TO DO: Print every line of the listing exactly, please.
-- RAW DATA start --
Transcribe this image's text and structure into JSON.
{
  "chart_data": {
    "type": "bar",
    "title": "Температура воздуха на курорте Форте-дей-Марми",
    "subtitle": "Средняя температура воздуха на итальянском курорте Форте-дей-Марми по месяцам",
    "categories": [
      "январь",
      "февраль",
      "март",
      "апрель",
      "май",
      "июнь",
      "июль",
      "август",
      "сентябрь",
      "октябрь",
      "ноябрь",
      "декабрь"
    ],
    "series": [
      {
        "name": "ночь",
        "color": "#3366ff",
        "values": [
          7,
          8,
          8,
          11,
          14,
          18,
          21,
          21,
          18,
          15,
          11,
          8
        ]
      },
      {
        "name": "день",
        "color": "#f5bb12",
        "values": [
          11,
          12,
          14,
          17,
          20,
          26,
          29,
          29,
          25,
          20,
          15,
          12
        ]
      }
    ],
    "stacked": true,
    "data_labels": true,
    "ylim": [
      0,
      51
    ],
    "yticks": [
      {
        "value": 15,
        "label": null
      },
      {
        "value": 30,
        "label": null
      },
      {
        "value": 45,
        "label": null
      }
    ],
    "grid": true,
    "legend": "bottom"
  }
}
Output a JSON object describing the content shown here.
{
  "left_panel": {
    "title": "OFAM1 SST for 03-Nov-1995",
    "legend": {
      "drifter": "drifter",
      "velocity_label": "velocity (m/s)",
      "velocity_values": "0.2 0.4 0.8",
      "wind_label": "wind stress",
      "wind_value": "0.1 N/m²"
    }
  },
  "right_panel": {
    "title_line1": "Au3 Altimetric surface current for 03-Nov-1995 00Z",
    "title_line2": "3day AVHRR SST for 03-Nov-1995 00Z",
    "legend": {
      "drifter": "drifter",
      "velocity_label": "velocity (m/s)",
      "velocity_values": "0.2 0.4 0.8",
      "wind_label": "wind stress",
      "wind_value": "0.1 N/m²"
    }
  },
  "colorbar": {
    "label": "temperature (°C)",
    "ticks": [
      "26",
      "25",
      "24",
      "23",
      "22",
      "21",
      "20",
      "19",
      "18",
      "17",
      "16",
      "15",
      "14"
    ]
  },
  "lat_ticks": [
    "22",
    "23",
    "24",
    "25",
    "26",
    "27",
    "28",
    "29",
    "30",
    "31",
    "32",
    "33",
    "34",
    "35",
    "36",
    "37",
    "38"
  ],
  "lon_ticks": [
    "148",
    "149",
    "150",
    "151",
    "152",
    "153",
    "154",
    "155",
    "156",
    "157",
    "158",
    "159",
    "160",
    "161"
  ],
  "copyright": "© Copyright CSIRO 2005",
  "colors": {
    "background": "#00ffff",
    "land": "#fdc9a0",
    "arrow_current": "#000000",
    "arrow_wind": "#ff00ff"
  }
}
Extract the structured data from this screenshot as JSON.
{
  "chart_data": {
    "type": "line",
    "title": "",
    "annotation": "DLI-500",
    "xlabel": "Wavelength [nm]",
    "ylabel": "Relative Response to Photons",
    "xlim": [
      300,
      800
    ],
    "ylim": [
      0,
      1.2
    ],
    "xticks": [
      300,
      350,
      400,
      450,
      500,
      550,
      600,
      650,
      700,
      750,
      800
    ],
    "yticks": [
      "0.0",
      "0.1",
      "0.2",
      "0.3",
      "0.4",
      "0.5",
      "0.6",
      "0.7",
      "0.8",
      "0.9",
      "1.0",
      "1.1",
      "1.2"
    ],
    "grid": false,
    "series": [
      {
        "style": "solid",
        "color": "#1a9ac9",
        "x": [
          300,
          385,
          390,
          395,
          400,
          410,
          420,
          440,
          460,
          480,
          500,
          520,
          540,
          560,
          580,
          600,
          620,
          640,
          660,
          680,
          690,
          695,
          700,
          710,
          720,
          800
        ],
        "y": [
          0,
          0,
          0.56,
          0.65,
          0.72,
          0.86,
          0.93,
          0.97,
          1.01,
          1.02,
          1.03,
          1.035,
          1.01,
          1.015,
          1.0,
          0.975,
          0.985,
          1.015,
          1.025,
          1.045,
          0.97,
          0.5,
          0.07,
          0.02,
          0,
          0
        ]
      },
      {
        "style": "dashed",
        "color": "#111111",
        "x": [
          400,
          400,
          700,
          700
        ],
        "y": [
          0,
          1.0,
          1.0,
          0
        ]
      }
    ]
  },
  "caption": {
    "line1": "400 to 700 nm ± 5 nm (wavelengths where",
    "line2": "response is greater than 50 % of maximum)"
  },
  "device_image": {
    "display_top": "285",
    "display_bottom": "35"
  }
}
-- RAW DATA end --
RESULT FOR THIS TASK:
Transcribe this image's text and structure into JSON.
{
  "chart_data": {
    "type": "bar",
    "title": "Температура воздуха на курорте Форте-дей-Марми",
    "subtitle": "Средняя температура воздуха на итальянском курорте Форте-дей-Марми по месяцам",
    "categories": [
      "январь",
      "февраль",
      "март",
      "апрель",
      "май",
      "июнь",
      "июль",
      "август",
      "сентябрь",
      "октябрь",
      "ноябрь",
      "декабрь"
    ],
    "series": [
      {
        "name": "ночь",
        "color": "#3366ff",
        "values": [
          7,
          8,
          8,
          11,
          14,
          18,
          21,
          21,
          18,
          15,
          11,
          8
        ]
      },
      {
        "name": "день",
        "color": "#f5bb12",
        "values": [
          11,
          12,
          14,
          17,
          20,
          26,
          29,
          29,
          25,
          20,
          15,
          12
        ]
      }
    ],
    "stacked": true,
    "data_labels": true,
    "ylim": [
      0,
      51
    ],
    "yticks": [
      {
        "value": 15,
        "label": null
      },
      {
        "value": 30,
        "label": null
      },
      {
        "value": 45,
        "label": null
      }
    ],
    "grid": true,
    "legend": "bottom"
  }
}
Output a JSON object describing the content shown here.
{
  "left_panel": {
    "title": "OFAM1 SST for 03-Nov-1995",
    "legend": {
      "drifter": "drifter",
      "velocity_label": "velocity (m/s)",
      "velocity_values": "0.2 0.4 0.8",
      "wind_label": "wind stress",
      "wind_value": "0.1 N/m²"
    }
  },
  "right_panel": {
    "title_line1": "Au3 Altimetric surface current for 03-Nov-1995 00Z",
    "title_line2": "3day AVHRR SST for 03-Nov-1995 00Z",
    "legend": {
      "drifter": "drifter",
      "velocity_label": "velocity (m/s)",
      "velocity_values": "0.2 0.4 0.8",
      "wind_label": "wind stress",
      "wind_value": "0.1 N/m²"
    }
  },
  "colorbar": {
    "label": "temperature (°C)",
    "ticks": [
      "26",
      "25",
      "24",
      "23",
      "22",
      "21",
      "20",
      "19",
      "18",
      "17",
      "16",
      "15",
      "14"
    ]
  },
  "lat_ticks": [
    "22",
    "23",
    "24",
    "25",
    "26",
    "27",
    "28",
    "29",
    "30",
    "31",
    "32",
    "33",
    "34",
    "35",
    "36",
    "37",
    "38"
  ],
  "lon_ticks": [
    "148",
    "149",
    "150",
    "151",
    "152",
    "153",
    "154",
    "155",
    "156",
    "157",
    "158",
    "159",
    "160",
    "161"
  ],
  "copyright": "© Copyright CSIRO 2005",
  "colors": {
    "background": "#00ffff",
    "land": "#fdc9a0",
    "arrow_current": "#000000",
    "arrow_wind": "#ff00ff"
  }
}
Extract the structured data from this screenshot as JSON.
{
  "chart_data": {
    "type": "line",
    "title": "",
    "annotation": "DLI-500",
    "xlabel": "Wavelength [nm]",
    "ylabel": "Relative Response to Photons",
    "xlim": [
      300,
      800
    ],
    "ylim": [
      0,
      1.2
    ],
    "xticks": [
      300,
      350,
      400,
      450,
      500,
      550,
      600,
      650,
      700,
      750,
      800
    ],
    "yticks": [
      "0.0",
      "0.1",
      "0.2",
      "0.3",
      "0.4",
      "0.5",
      "0.6",
      "0.7",
      "0.8",
      "0.9",
      "1.0",
      "1.1",
      "1.2"
    ],
    "grid": false,
    "series": [
      {
        "style": "solid",
        "color": "#1a9ac9",
        "x": [
          300,
          385,
          390,
          395,
          400,
          410,
          420,
          440,
          460,
          480,
          500,
          520,
          540,
          560,
          580,
          600,
          620,
          640,
          660,
          680,
          690,
          695,
          700,
          710,
          720,
          800
        ],
        "y": [
          0,
          0,
          0.56,
          0.65,
          0.72,
          0.86,
          0.93,
          0.97,
          1.01,
          1.02,
          1.03,
          1.035,
          1.01,
          1.015,
          1.0,
          0.975,
          0.985,
          1.015,
          1.025,
          1.045,
          0.97,
          0.5,
          0.07,
          0.02,
          0,
          0
        ]
      },
      {
        "style": "dashed",
        "color": "#111111",
        "x": [
          400,
          400,
          700,
          700
        ],
        "y": [
          0,
          1.0,
          1.0,
          0
        ]
      }
    ]
  },
  "caption": {
    "line1": "400 to 700 nm ± 5 nm (wavelengths where",
    "line2": "response is greater than 50 % of maximum)"
  },
  "device_image": {
    "display_top": "285",
    "display_bottom": "35"
  }
}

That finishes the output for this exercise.